Gather each line in the entries that includes the string "услуги".

▶ [Input records]:
————————

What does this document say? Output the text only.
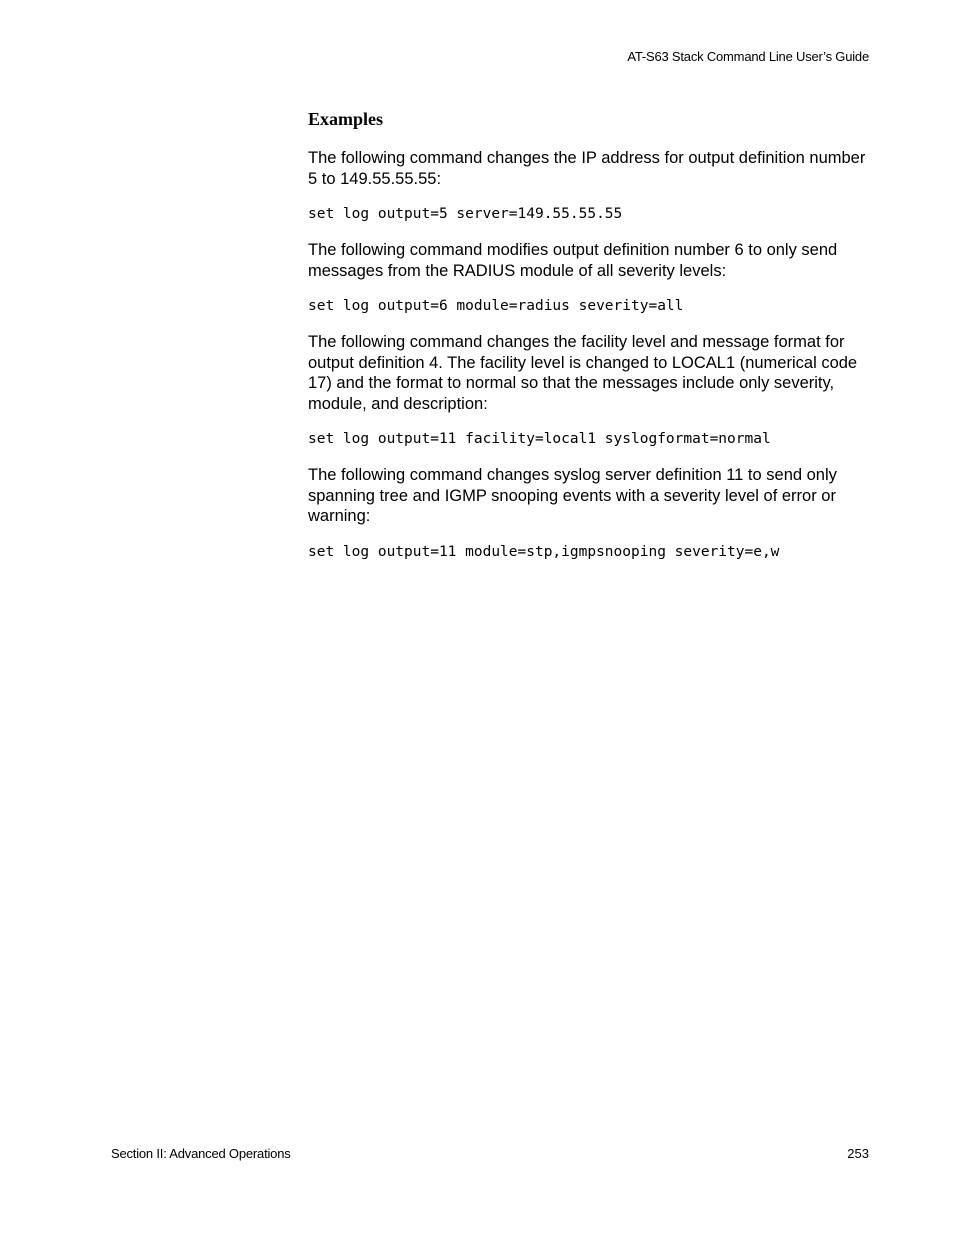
AT-S63 Stack Command Line User’s Guide
Examples

The following command changes the IP address for output definition number 5 to 149.55.55.55:

set log output=5 server=149.55.55.55

The following command modifies output definition number 6 to only send messages from the RADIUS module of all severity levels:

set log output=6 module=radius severity=all

The following command changes the facility level and message format for output definition 4. The facility level is changed to LOCAL1 (numerical code 17) and the format to normal so that the messages include only severity, module, and description:

set log output=11 facility=local1 syslogformat=normal

The following command changes syslog server definition 11 to send only spanning tree and IGMP snooping events with a severity level of error or warning:

set log output=11 module=stp,igmpsnooping severity=e,w
Section II: Advanced Operations	253
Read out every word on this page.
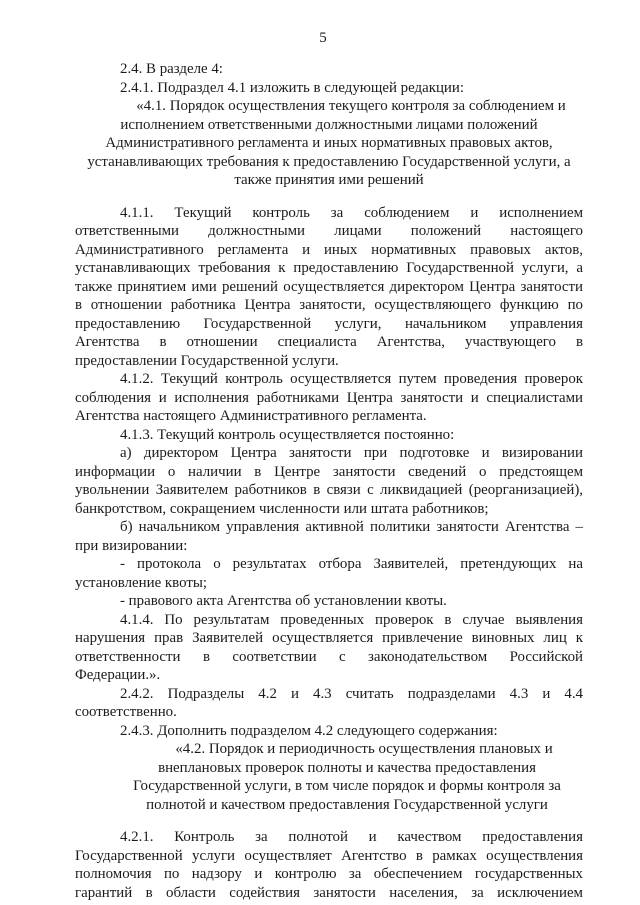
5
2.4. В разделе 4:
2.4.1. Подраздел 4.1 изложить в следующей редакции:
«4.1. Порядок осуществления текущего контроля за соблюдением и
исполнением ответственными должностными лицами положений
Административного регламента и иных нормативных правовых актов,
устанавливающих требования к предоставлению Государственной услуги, а
также принятия ими решений
4.1.1. Текущий контроль за соблюдением и исполнением
ответственными должностными лицами положений настоящего
Административного регламента и иных нормативных правовых актов,
устанавливающих требования к предоставлению Государственной услуги, а
также принятием ими решений осуществляется директором Центра занятости
в отношении работника Центра занятости, осуществляющего функцию по
предоставлению Государственной услуги, начальником управления
Агентства в отношении специалиста Агентства, участвующего в
предоставлении Государственной услуги.
4.1.2. Текущий контроль осуществляется путем проведения проверок
соблюдения и исполнения работниками Центра занятости и специалистами
Агентства настоящего Административного регламента.
4.1.3. Текущий контроль осуществляется постоянно:
а) директором Центра занятости при подготовке и визировании
информации о наличии в Центре занятости сведений о предстоящем
увольнении Заявителем работников в связи с ликвидацией (реорганизацией),
банкротством, сокращением численности или штата работников;
б) начальником управления активной политики занятости Агентства –
при визировании:
- протокола о результатах отбора Заявителей, претендующих на
установление квоты;
- правового акта Агентства об установлении квоты.
4.1.4. По результатам проведенных проверок в случае выявления
нарушения прав Заявителей осуществляется привлечение виновных лиц к
ответственности в соответствии с законодательством Российской
Федерации.».
2.4.2. Подразделы 4.2 и 4.3 считать подразделами 4.3 и 4.4
соответственно.
2.4.3. Дополнить подразделом 4.2 следующего содержания:
«4.2. Порядок и периодичность осуществления плановых и
внеплановых проверок полноты и качества предоставления
Государственной услуги, в том числе порядок и формы контроля за
полнотой и качеством предоставления Государственной услуги
4.2.1. Контроль за полнотой и качеством предоставления
Государственной услуги осуществляет Агентство в рамках осуществления
полномочия по надзору и контролю за обеспечением государственных
гарантий в области содействия занятости населения, за исключением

————————

▶ [Solution below]:
устанавливающих требования к предоставлению Государственной услуги, а
устанавливающих требования к предоставлению Государственной услуги, а
предоставлению Государственной услуги, начальником управления
предоставлении Государственной услуги.
Государственной услуги, в том числе порядок и формы контроля за
полнотой и качеством предоставления Государственной услуги
Государственной услуги осуществляет Агентство в рамках осуществления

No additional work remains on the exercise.